#### Prompt
Images appear in the records below; leave them out and repeat everything else exactly.

____________________

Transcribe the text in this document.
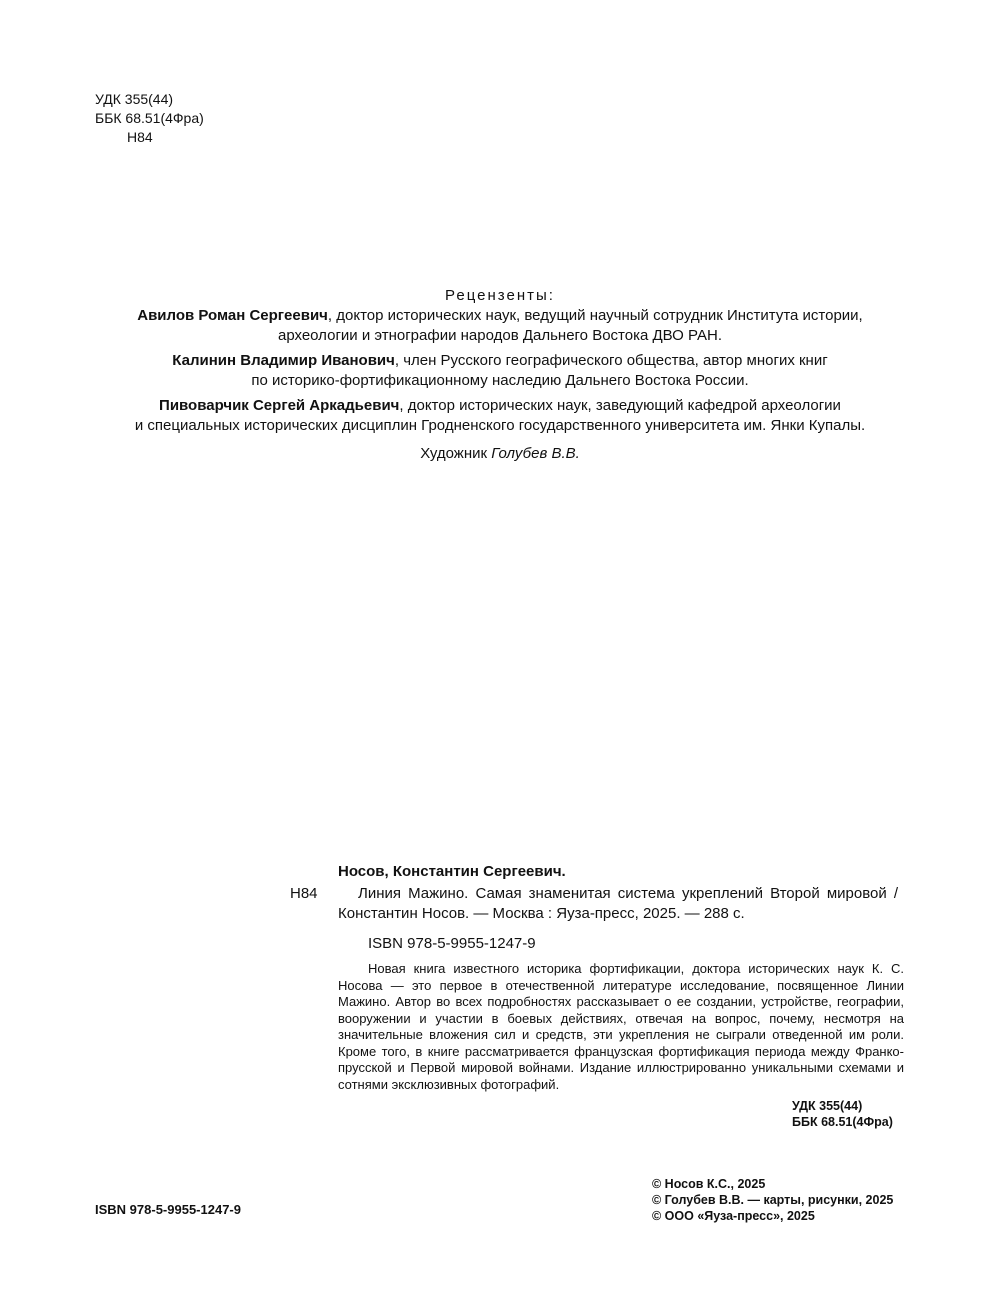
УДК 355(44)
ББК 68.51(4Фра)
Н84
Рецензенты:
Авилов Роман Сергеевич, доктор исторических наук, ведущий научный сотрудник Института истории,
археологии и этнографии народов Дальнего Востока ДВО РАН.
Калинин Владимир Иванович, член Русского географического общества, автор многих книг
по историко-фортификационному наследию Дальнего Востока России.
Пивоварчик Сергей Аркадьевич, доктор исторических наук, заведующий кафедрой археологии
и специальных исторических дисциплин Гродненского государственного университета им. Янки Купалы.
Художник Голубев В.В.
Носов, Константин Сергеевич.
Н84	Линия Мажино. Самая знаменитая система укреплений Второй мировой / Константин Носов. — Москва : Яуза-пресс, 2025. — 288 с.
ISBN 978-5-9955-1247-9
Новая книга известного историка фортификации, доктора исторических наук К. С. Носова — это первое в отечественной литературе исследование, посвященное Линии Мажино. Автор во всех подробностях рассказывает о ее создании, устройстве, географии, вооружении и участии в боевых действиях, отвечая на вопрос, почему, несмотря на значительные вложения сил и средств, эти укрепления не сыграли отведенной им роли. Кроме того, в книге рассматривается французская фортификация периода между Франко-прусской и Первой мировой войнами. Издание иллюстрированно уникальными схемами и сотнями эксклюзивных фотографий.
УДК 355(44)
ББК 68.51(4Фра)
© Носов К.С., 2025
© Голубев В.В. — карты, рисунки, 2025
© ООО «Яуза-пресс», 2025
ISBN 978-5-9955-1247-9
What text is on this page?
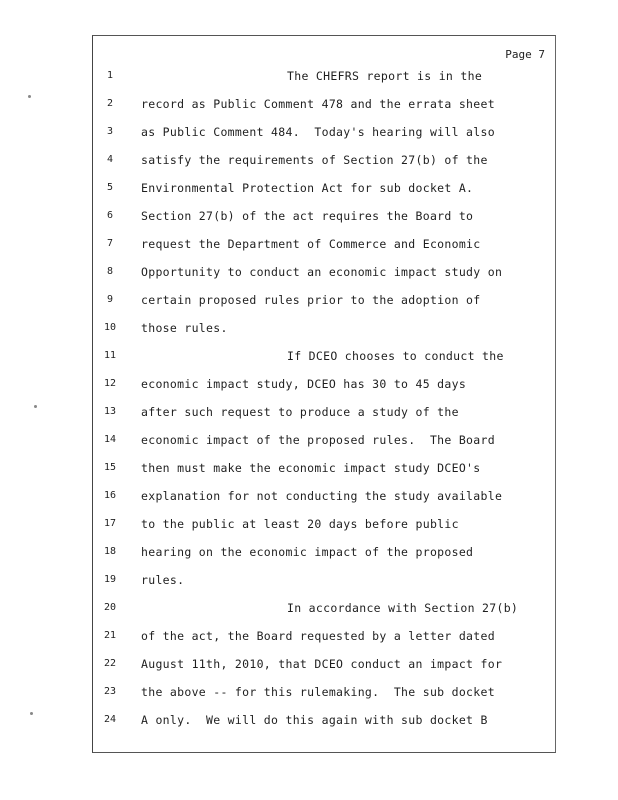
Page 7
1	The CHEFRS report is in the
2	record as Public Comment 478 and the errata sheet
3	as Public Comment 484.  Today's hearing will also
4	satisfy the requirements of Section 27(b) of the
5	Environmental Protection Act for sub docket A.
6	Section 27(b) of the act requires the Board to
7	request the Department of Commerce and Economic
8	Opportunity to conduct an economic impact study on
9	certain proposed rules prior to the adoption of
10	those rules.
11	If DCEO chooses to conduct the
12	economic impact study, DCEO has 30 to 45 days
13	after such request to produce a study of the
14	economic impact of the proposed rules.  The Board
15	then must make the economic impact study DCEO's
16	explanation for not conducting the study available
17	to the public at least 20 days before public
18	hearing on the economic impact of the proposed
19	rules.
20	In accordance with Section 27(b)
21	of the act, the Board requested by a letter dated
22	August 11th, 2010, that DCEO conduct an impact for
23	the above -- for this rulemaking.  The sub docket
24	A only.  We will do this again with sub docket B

____________________

#### Response
Transcribe the text in this document.
УДК 355(44)
ББК 68.51(4Фра)
Н84
Рецензенты:
Авилов Роман Сергеевич, доктор исторических наук, ведущий научный сотрудник Института истории,
археологии и этнографии народов Дальнего Востока ДВО РАН.
Калинин Владимир Иванович, член Русского географического общества, автор многих книг
по историко-фортификационному наследию Дальнего Востока России.
Пивоварчик Сергей Аркадьевич, доктор исторических наук, заведующий кафедрой археологии
и специальных исторических дисциплин Гродненского государственного университета им. Янки Купалы.
Художник Голубев В.В.
Носов, Константин Сергеевич.
Н84	Линия Мажино. Самая знаменитая система укреплений Второй мировой / Константин Носов. — Москва : Яуза-пресс, 2025. — 288 с.
ISBN 978-5-9955-1247-9
Новая книга известного историка фортификации, доктора исторических наук К. С. Носова — это первое в отечественной литературе исследование, посвященное Линии Мажино. Автор во всех подробностях рассказывает о ее создании, устройстве, географии, вооружении и участии в боевых действиях, отвечая на вопрос, почему, несмотря на значительные вложения сил и средств, эти укрепления не сыграли отведенной им роли. Кроме того, в книге рассматривается французская фортификация периода между Франко-прусской и Первой мировой войнами. Издание иллюстрированно уникальными схемами и сотнями эксклюзивных фотографий.
УДК 355(44)
ББК 68.51(4Фра)
© Носов К.С., 2025
© Голубев В.В. — карты, рисунки, 2025
© ООО «Яуза-пресс», 2025
ISBN 978-5-9955-1247-9
What text is on this page?
Page 7
1	The CHEFRS report is in the
2	record as Public Comment 478 and the errata sheet
3	as Public Comment 484.  Today's hearing will also
4	satisfy the requirements of Section 27(b) of the
5	Environmental Protection Act for sub docket A.
6	Section 27(b) of the act requires the Board to
7	request the Department of Commerce and Economic
8	Opportunity to conduct an economic impact study on
9	certain proposed rules prior to the adoption of
10	those rules.
11	If DCEO chooses to conduct the
12	economic impact study, DCEO has 30 to 45 days
13	after such request to produce a study of the
14	economic impact of the proposed rules.  The Board
15	then must make the economic impact study DCEO's
16	explanation for not conducting the study available
17	to the public at least 20 days before public
18	hearing on the economic impact of the proposed
19	rules.
20	In accordance with Section 27(b)
21	of the act, the Board requested by a letter dated
22	August 11th, 2010, that DCEO conduct an impact for
23	the above -- for this rulemaking.  The sub docket
24	A only.  We will do this again with sub docket B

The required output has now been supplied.